(Records that describe figures)
=======

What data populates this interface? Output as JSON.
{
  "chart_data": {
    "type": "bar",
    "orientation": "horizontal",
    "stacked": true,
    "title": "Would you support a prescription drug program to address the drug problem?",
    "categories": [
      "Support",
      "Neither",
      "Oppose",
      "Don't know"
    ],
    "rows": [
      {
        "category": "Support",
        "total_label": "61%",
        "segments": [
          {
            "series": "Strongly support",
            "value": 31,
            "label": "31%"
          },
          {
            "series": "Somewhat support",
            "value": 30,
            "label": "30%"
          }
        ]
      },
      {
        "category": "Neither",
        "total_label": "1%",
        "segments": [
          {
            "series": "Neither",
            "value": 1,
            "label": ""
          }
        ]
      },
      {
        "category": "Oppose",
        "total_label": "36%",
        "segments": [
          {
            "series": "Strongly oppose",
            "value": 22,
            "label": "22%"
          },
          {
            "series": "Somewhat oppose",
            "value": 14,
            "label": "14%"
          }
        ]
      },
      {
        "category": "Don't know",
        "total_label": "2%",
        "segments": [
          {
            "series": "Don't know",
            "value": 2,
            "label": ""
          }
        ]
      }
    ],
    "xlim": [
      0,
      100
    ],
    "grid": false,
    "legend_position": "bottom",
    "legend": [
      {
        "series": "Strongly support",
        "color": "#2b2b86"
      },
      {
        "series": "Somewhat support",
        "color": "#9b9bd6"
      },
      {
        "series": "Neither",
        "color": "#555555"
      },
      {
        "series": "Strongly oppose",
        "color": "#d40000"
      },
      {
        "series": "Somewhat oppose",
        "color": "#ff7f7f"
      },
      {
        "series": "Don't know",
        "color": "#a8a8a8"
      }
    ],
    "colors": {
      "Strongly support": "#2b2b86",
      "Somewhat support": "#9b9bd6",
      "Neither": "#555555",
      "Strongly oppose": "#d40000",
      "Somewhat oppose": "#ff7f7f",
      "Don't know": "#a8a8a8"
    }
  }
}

=======

Return the listing above in its exact form.

What data populates this interface? Output as JSON.
{
  "chart_data": {
    "type": "bar",
    "orientation": "horizontal",
    "stacked": true,
    "title": "Would you support a prescription drug program to address the drug problem?",
    "categories": [
      "Support",
      "Neither",
      "Oppose",
      "Don't know"
    ],
    "rows": [
      {
        "category": "Support",
        "total_label": "61%",
        "segments": [
          {
            "series": "Strongly support",
            "value": 31,
            "label": "31%"
          },
          {
            "series": "Somewhat support",
            "value": 30,
            "label": "30%"
          }
        ]
      },
      {
        "category": "Neither",
        "total_label": "1%",
        "segments": [
          {
            "series": "Neither",
            "value": 1,
            "label": ""
          }
        ]
      },
      {
        "category": "Oppose",
        "total_label": "36%",
        "segments": [
          {
            "series": "Strongly oppose",
            "value": 22,
            "label": "22%"
          },
          {
            "series": "Somewhat oppose",
            "value": 14,
            "label": "14%"
          }
        ]
      },
      {
        "category": "Don't know",
        "total_label": "2%",
        "segments": [
          {
            "series": "Don't know",
            "value": 2,
            "label": ""
          }
        ]
      }
    ],
    "xlim": [
      0,
      100
    ],
    "grid": false,
    "legend_position": "bottom",
    "legend": [
      {
        "series": "Strongly support",
        "color": "#2b2b86"
      },
      {
        "series": "Somewhat support",
        "color": "#9b9bd6"
      },
      {
        "series": "Neither",
        "color": "#555555"
      },
      {
        "series": "Strongly oppose",
        "color": "#d40000"
      },
      {
        "series": "Somewhat oppose",
        "color": "#ff7f7f"
      },
      {
        "series": "Don't know",
        "color": "#a8a8a8"
      }
    ],
    "colors": {
      "Strongly support": "#2b2b86",
      "Somewhat support": "#9b9bd6",
      "Neither": "#555555",
      "Strongly oppose": "#d40000",
      "Somewhat oppose": "#ff7f7f",
      "Don't know": "#a8a8a8"
    }
  }
}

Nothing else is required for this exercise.